Instruction
Provide an exact reproduction of every entry.

Entries supplied
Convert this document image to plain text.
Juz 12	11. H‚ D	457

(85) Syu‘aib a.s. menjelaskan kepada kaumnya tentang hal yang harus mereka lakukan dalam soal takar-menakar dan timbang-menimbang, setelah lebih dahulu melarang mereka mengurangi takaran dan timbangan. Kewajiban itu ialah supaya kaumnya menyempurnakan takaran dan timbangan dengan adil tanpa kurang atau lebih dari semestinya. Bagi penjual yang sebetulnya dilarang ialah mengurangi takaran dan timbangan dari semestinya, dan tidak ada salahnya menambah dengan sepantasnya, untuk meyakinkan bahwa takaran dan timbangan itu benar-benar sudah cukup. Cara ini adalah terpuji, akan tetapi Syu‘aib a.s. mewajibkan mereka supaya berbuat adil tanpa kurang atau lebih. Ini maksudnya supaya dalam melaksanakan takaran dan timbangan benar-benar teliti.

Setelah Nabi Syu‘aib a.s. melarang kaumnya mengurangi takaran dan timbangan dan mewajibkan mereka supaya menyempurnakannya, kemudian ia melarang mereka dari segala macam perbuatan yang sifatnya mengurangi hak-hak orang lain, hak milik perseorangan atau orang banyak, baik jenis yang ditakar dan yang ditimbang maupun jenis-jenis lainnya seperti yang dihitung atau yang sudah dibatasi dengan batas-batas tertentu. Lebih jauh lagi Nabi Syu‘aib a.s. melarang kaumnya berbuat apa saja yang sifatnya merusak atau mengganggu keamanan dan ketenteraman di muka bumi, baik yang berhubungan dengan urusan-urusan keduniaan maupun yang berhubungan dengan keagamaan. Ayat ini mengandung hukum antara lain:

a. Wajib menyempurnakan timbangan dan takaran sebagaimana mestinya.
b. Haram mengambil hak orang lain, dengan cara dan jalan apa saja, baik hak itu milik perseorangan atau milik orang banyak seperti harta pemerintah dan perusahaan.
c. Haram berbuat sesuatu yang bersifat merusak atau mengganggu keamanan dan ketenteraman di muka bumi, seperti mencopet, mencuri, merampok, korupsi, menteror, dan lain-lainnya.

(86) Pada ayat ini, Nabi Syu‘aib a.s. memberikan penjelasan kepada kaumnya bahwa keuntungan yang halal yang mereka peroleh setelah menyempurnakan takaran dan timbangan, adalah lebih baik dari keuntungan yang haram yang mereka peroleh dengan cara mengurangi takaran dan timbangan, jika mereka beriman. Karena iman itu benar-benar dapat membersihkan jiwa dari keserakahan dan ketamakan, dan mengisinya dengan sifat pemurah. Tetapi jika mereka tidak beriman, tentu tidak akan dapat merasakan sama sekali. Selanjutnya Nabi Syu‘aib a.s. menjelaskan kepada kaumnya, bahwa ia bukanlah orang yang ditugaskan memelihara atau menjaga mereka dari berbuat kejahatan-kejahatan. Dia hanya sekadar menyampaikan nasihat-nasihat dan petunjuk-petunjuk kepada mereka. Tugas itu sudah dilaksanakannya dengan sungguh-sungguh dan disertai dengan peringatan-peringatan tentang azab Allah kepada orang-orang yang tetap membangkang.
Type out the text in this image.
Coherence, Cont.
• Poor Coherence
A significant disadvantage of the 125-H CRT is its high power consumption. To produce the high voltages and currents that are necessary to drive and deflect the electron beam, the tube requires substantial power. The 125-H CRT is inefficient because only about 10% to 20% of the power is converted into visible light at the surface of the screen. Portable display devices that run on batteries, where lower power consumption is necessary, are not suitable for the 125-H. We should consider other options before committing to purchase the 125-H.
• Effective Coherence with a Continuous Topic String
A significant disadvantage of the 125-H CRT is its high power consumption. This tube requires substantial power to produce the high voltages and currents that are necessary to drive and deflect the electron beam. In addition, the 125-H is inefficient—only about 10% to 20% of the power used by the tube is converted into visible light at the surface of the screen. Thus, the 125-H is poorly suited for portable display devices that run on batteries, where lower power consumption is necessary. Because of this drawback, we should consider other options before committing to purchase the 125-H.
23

Complete answer
Convert this document image to plain text.
Juz 12	11. H‚ D	457

(85) Syu‘aib a.s. menjelaskan kepada kaumnya tentang hal yang harus mereka lakukan dalam soal takar-menakar dan timbang-menimbang, setelah lebih dahulu melarang mereka mengurangi takaran dan timbangan. Kewajiban itu ialah supaya kaumnya menyempurnakan takaran dan timbangan dengan adil tanpa kurang atau lebih dari semestinya. Bagi penjual yang sebetulnya dilarang ialah mengurangi takaran dan timbangan dari semestinya, dan tidak ada salahnya menambah dengan sepantasnya, untuk meyakinkan bahwa takaran dan timbangan itu benar-benar sudah cukup. Cara ini adalah terpuji, akan tetapi Syu‘aib a.s. mewajibkan mereka supaya berbuat adil tanpa kurang atau lebih. Ini maksudnya supaya dalam melaksanakan takaran dan timbangan benar-benar teliti.

Setelah Nabi Syu‘aib a.s. melarang kaumnya mengurangi takaran dan timbangan dan mewajibkan mereka supaya menyempurnakannya, kemudian ia melarang mereka dari segala macam perbuatan yang sifatnya mengurangi hak-hak orang lain, hak milik perseorangan atau orang banyak, baik jenis yang ditakar dan yang ditimbang maupun jenis-jenis lainnya seperti yang dihitung atau yang sudah dibatasi dengan batas-batas tertentu. Lebih jauh lagi Nabi Syu‘aib a.s. melarang kaumnya berbuat apa saja yang sifatnya merusak atau mengganggu keamanan dan ketenteraman di muka bumi, baik yang berhubungan dengan urusan-urusan keduniaan maupun yang berhubungan dengan keagamaan. Ayat ini mengandung hukum antara lain:

a. Wajib menyempurnakan timbangan dan takaran sebagaimana mestinya.
b. Haram mengambil hak orang lain, dengan cara dan jalan apa saja, baik hak itu milik perseorangan atau milik orang banyak seperti harta pemerintah dan perusahaan.
c. Haram berbuat sesuatu yang bersifat merusak atau mengganggu keamanan dan ketenteraman di muka bumi, seperti mencopet, mencuri, merampok, korupsi, menteror, dan lain-lainnya.

(86) Pada ayat ini, Nabi Syu‘aib a.s. memberikan penjelasan kepada kaumnya bahwa keuntungan yang halal yang mereka peroleh setelah menyempurnakan takaran dan timbangan, adalah lebih baik dari keuntungan yang haram yang mereka peroleh dengan cara mengurangi takaran dan timbangan, jika mereka beriman. Karena iman itu benar-benar dapat membersihkan jiwa dari keserakahan dan ketamakan, dan mengisinya dengan sifat pemurah. Tetapi jika mereka tidak beriman, tentu tidak akan dapat merasakan sama sekali. Selanjutnya Nabi Syu‘aib a.s. menjelaskan kepada kaumnya, bahwa ia bukanlah orang yang ditugaskan memelihara atau menjaga mereka dari berbuat kejahatan-kejahatan. Dia hanya sekadar menyampaikan nasihat-nasihat dan petunjuk-petunjuk kepada mereka. Tugas itu sudah dilaksanakannya dengan sungguh-sungguh dan disertai dengan peringatan-peringatan tentang azab Allah kepada orang-orang yang tetap membangkang.
Type out the text in this image.
Coherence, Cont.
• Poor Coherence
A significant disadvantage of the 125-H CRT is its high power consumption. To produce the high voltages and currents that are necessary to drive and deflect the electron beam, the tube requires substantial power. The 125-H CRT is inefficient because only about 10% to 20% of the power is converted into visible light at the surface of the screen. Portable display devices that run on batteries, where lower power consumption is necessary, are not suitable for the 125-H. We should consider other options before committing to purchase the 125-H.
• Effective Coherence with a Continuous Topic String
A significant disadvantage of the 125-H CRT is its high power consumption. This tube requires substantial power to produce the high voltages and currents that are necessary to drive and deflect the electron beam. In addition, the 125-H is inefficient—only about 10% to 20% of the power used by the tube is converted into visible light at the surface of the screen. Thus, the 125-H is poorly suited for portable display devices that run on batteries, where lower power consumption is necessary. Because of this drawback, we should consider other options before committing to purchase the 125-H.
23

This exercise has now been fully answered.